(Collected data entries)
Start of Block

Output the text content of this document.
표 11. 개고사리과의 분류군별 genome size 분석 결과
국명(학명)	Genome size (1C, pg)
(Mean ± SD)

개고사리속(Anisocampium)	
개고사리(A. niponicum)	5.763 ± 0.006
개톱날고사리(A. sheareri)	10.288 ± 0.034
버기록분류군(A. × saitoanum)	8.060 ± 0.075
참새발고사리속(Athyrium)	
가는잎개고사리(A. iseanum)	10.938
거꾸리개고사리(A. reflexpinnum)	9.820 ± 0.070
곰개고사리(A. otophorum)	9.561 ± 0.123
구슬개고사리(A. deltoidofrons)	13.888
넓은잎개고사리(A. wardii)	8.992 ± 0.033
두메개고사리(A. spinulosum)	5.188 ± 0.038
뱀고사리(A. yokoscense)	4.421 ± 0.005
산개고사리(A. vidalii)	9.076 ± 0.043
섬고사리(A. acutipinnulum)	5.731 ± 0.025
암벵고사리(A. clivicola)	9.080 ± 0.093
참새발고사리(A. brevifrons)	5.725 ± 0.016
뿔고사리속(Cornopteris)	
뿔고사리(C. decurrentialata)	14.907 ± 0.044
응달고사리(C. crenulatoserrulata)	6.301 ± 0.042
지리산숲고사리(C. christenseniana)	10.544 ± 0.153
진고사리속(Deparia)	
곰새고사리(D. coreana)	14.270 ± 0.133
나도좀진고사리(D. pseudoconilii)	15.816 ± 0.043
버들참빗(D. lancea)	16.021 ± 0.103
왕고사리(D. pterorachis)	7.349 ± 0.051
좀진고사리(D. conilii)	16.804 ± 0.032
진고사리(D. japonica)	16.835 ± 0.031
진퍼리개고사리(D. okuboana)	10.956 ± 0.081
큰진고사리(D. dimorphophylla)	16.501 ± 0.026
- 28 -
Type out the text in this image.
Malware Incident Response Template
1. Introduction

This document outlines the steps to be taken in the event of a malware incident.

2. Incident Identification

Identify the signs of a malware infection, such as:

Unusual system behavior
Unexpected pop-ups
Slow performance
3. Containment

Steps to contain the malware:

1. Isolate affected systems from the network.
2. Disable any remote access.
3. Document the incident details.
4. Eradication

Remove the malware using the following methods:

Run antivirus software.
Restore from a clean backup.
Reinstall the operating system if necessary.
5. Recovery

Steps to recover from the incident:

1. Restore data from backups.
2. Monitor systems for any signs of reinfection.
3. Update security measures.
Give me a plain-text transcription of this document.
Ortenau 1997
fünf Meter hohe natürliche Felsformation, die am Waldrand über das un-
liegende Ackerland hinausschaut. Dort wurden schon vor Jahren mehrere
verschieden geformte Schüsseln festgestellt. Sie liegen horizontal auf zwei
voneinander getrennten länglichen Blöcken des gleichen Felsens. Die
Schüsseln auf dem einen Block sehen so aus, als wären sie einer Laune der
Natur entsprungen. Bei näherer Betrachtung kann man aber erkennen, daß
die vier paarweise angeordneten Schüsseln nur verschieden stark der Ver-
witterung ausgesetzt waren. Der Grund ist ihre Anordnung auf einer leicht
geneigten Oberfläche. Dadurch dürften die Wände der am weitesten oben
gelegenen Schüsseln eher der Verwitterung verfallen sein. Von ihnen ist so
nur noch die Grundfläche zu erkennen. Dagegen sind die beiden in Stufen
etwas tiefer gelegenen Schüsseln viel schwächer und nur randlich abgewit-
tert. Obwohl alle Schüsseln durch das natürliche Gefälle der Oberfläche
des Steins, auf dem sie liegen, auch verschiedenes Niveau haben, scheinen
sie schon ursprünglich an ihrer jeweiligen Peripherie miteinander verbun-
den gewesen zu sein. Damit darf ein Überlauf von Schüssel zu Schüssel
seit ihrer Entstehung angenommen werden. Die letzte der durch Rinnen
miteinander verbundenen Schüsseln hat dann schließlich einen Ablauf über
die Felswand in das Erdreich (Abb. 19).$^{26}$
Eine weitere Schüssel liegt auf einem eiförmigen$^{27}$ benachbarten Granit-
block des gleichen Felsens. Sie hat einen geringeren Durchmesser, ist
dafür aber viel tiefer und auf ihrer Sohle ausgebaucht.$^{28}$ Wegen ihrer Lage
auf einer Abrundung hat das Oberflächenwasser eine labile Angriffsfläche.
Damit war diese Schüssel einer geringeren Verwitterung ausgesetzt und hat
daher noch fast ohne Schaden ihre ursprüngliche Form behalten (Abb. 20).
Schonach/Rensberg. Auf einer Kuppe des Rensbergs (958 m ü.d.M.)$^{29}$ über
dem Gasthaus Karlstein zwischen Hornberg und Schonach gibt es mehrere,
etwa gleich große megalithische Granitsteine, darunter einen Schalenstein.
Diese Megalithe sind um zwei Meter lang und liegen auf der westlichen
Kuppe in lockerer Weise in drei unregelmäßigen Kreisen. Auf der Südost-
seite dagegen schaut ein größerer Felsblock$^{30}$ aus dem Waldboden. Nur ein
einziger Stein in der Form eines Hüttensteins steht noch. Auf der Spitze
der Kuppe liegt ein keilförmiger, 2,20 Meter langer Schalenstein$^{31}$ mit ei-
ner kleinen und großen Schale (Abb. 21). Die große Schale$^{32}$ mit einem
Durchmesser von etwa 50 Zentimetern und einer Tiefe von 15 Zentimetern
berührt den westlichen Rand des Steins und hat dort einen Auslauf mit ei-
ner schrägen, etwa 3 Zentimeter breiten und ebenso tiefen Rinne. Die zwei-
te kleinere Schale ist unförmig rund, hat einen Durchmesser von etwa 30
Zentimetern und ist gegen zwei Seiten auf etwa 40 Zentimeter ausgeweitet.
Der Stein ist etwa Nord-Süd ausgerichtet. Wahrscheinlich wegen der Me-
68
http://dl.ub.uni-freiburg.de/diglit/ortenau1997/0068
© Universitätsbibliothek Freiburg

End of Block

## Assignment
Using the records above, count the lines that hold the string "Durchmesser", and give back only the result.

## Response area
3